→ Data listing
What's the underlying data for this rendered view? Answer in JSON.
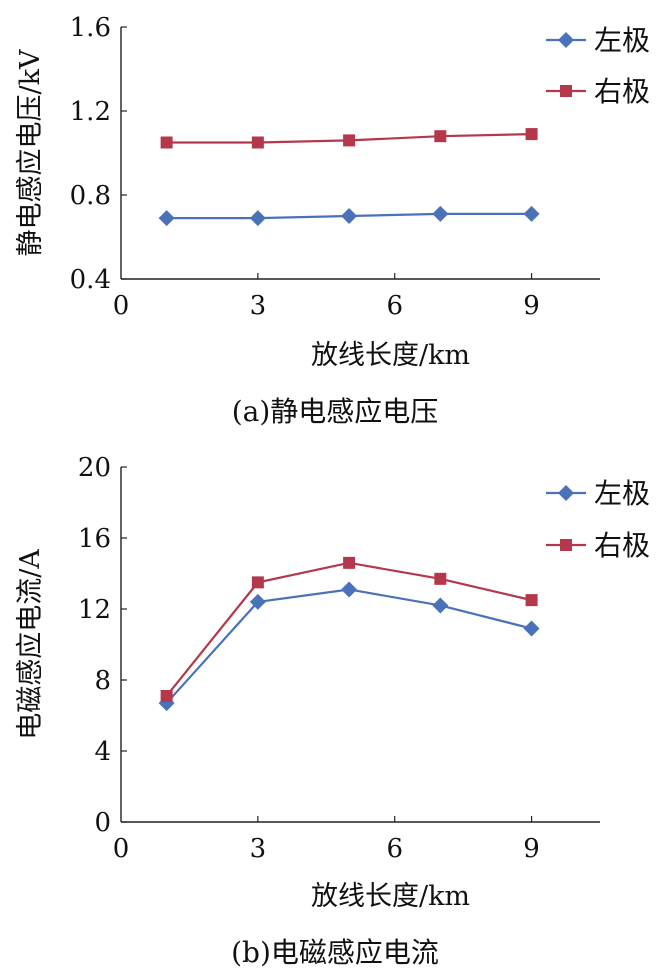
{
  "chart_data": [
    {
      "type": "line",
      "caption": "(a)静电感应电压",
      "xlabel": "放线长度/km",
      "ylabel": "静电感应电压/kV",
      "xlim": [
        0,
        10.5
      ],
      "ylim": [
        0.4,
        1.6
      ],
      "xticks": [
        0,
        3,
        6,
        9
      ],
      "xtick_labels": [
        "0",
        "3",
        "6",
        "9"
      ],
      "yticks": [
        0.4,
        0.8,
        1.2,
        1.6
      ],
      "ytick_labels": [
        "0.4",
        "0.8",
        "1.2",
        "1.6"
      ],
      "legend_position": "top-right",
      "grid": false,
      "x": [
        1,
        3,
        5,
        7,
        9
      ],
      "series": [
        {
          "name": "左极",
          "values": [
            0.69,
            0.69,
            0.7,
            0.71,
            0.71
          ],
          "color": "#4a72b8",
          "marker": "diamond"
        },
        {
          "name": "右极",
          "values": [
            1.05,
            1.05,
            1.06,
            1.08,
            1.09
          ],
          "color": "#b5374b",
          "marker": "square"
        }
      ]
    },
    {
      "type": "line",
      "caption": "(b)电磁感应电流",
      "xlabel": "放线长度/km",
      "ylabel": "电磁感应电流/A",
      "xlim": [
        0,
        10.5
      ],
      "ylim": [
        0,
        20
      ],
      "xticks": [
        0,
        3,
        6,
        9
      ],
      "xtick_labels": [
        "0",
        "3",
        "6",
        "9"
      ],
      "yticks": [
        0,
        4,
        8,
        12,
        16,
        20
      ],
      "ytick_labels": [
        "0",
        "4",
        "8",
        "12",
        "16",
        "20"
      ],
      "legend_position": "top-right",
      "grid": false,
      "x": [
        1,
        3,
        5,
        7,
        9
      ],
      "series": [
        {
          "name": "左极",
          "values": [
            6.7,
            12.4,
            13.1,
            12.2,
            10.9
          ],
          "color": "#4a72b8",
          "marker": "diamond"
        },
        {
          "name": "右极",
          "values": [
            7.1,
            13.5,
            14.6,
            13.7,
            12.5
          ],
          "color": "#b5374b",
          "marker": "square"
        }
      ]
    }
  ]
}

→ Work to complete
Nothing in the entries above should change when they are printed again, except that the pictures are dropped.

→ Written reply
What's the underlying data for this rendered view? Answer in JSON.
{
  "chart_data": [
    {
      "type": "line",
      "caption": "(a)静电感应电压",
      "xlabel": "放线长度/km",
      "ylabel": "静电感应电压/kV",
      "xlim": [
        0,
        10.5
      ],
      "ylim": [
        0.4,
        1.6
      ],
      "xticks": [
        0,
        3,
        6,
        9
      ],
      "xtick_labels": [
        "0",
        "3",
        "6",
        "9"
      ],
      "yticks": [
        0.4,
        0.8,
        1.2,
        1.6
      ],
      "ytick_labels": [
        "0.4",
        "0.8",
        "1.2",
        "1.6"
      ],
      "legend_position": "top-right",
      "grid": false,
      "x": [
        1,
        3,
        5,
        7,
        9
      ],
      "series": [
        {
          "name": "左极",
          "values": [
            0.69,
            0.69,
            0.7,
            0.71,
            0.71
          ],
          "color": "#4a72b8",
          "marker": "diamond"
        },
        {
          "name": "右极",
          "values": [
            1.05,
            1.05,
            1.06,
            1.08,
            1.09
          ],
          "color": "#b5374b",
          "marker": "square"
        }
      ]
    },
    {
      "type": "line",
      "caption": "(b)电磁感应电流",
      "xlabel": "放线长度/km",
      "ylabel": "电磁感应电流/A",
      "xlim": [
        0,
        10.5
      ],
      "ylim": [
        0,
        20
      ],
      "xticks": [
        0,
        3,
        6,
        9
      ],
      "xtick_labels": [
        "0",
        "3",
        "6",
        "9"
      ],
      "yticks": [
        0,
        4,
        8,
        12,
        16,
        20
      ],
      "ytick_labels": [
        "0",
        "4",
        "8",
        "12",
        "16",
        "20"
      ],
      "legend_position": "top-right",
      "grid": false,
      "x": [
        1,
        3,
        5,
        7,
        9
      ],
      "series": [
        {
          "name": "左极",
          "values": [
            6.7,
            12.4,
            13.1,
            12.2,
            10.9
          ],
          "color": "#4a72b8",
          "marker": "diamond"
        },
        {
          "name": "右极",
          "values": [
            7.1,
            13.5,
            14.6,
            13.7,
            12.5
          ],
          "color": "#b5374b",
          "marker": "square"
        }
      ]
    }
  ]
}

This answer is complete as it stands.